* Problem statement *
Find the lines holding the string "前轴负荷" in the data, then copy all of them.

* Data in this exercise *
■ ■ ■
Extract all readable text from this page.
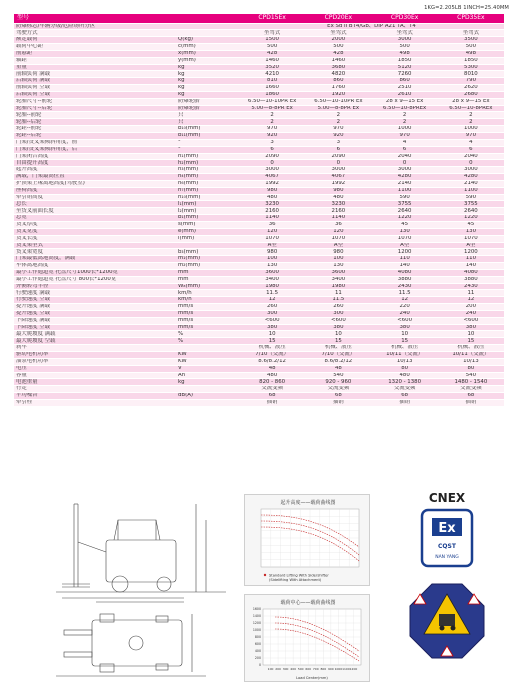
1KG=2.205LB 1INCH=25.40MM
型号		CPD15Ex	CPD20Ex	CPD30Ex	CPD35Ex
防爆标志/车辆分级/危险场所分区		Ex Sd II BT4/Gb、DIP A21 TA、T4			
驾驶方式		坐驾式	坐驾式	坐驾式	坐驾式
额定载荷	Q(kg)	1500	2000	3000	3500
载荷中心距	c(mm)	500	500	500	500
前悬距	x(mm)	428	428	498	498
轴距	y(mm)	1460	1460	1850	1850
重量	kg	3520	3680	5120	5300
前轴负荷 满载	kg	4210	4820	7260	8010
后轴负荷 满载	kg	810	860	860	790
前轴负荷 空载	kg	1660	1760	2510	2620
后轴负荷 空载	kg	1860	1920	2610	2680
轮胎尺寸--前轮	防爆轮胎	6.50—10-10PR Ex	6.50—10-10PR Ex	28 x 9—15 Ex	28 x 9—15 Ex
轮胎尺寸--后轮	防爆轮胎	5.00—8-8PR Ex	5.00—8-8PR Ex	6.50—10-8PREx	6.50—10-8PREx
轮胎--前轮	只	2	2	2	2
轮胎--后轮	只	2	2	2	2
轮距--前轮	b₁₀(mm)	970	970	1000	1000
轮距--后轮	b₁₁(mm)	920	920	970	970
门架/货叉架倾斜角度，前	°	3	3	4	4
门架/货叉架倾斜角度，后	°	6	6	6	6
门架闭合高度	h₁(mm)	2090	2090	2040	2040
自由提升高度	h₂(mm)	0	0	0	0
起升高度	h₃(mm)	3000	3000	3000	3000
满载，门架最高位置	h₄(mm)	4067	4067	4280	4280
护顶架上缘离地高度(驾驶室)	h₆(mm)	1992	1992	2140	2140
座椅高度	h₇(mm)	980	980	1100	1100
牵引销高度	h₁₀(mm)	480	480	590	590
总长	l₁(mm)	3230	3230	3755	3755
至货叉前面长度	l₂(mm)	2160	2160	2640	2640
总宽	b₁(mm)	1140	1140	1220	1220
货叉厚度	s(mm)	36	36	45	45
货叉宽度	e(mm)	120	120	130	130
货叉长度	l(mm)	1070	1070	1070	1070
货叉架型式		A型	A型	A型	A型
货叉架宽度	b₃(mm)	980	980	1200	1200
门架最低离地高度，满载	m₁(mm)	100	100	110	110
车体离地高度	m₂(mm)	130	130	140	140
最小工作通道宽 托盘尺寸1000长*1200宽	mm	3600	3600	4080	4080
最小工作通道宽 托盘尺寸 800长*1200宽	mm	3400	3400	3880	3880
外侧转弯半径	Wₐ(mm)	1980	1980	2430	2430
行驶速度 满载	km/h	11.5	11	11.5	11
行驶速度 空载	km/h	12	11.5	12	12
提升速度 满载	mm/s	260	260	220	200
提升速度 空载	mm/s	300	300	240	240
下降速度 满载	mm/s	<600	<600	<600	<600
下降速度 空载	mm/s	380	380	380	380
最大爬坡度 满载	%	10	10	10	10
最大爬坡度 空载	%	15	15	15	15
刹车		机械、液压	机械、液压	机械、液压	机械、液压
驱动电机功率	KW	7/10（交流）	7/10（交流）	10/11（交流）	10/11（交流）
油泵电机功率	KW	8.6/8.2/12	8.6/8.2/12	10/13	10/13
电压	V	48	48	80	80
容量	Ah	480	540	480	540
电池重量	kg	820 - 860	920 - 960	1320 - 1380	1480 - 1540
行走		交流变频	交流变频	交流变频	交流变频
平均噪音	dB(A)	68	68	68	68
牵引栓		插销	插销	插销	插销
起升高度——载荷曲线图
Standard Lifting With Sidershifter
(Sidelifting With Attachment)
载荷中心——载荷曲线图
1600
1400
1200
1000
800
600
400
200
0
100 200 300 400 500 600 700 800 900 1000 1100 1200
Load Center(mm)
CNEX
Ex
CQST
NAN YANG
■ ■ ■
* Task output *
前轴负荷 满载	kg	4210	4820	7260	8010
前轴负荷 空载	kg	1660	1760	2510	2620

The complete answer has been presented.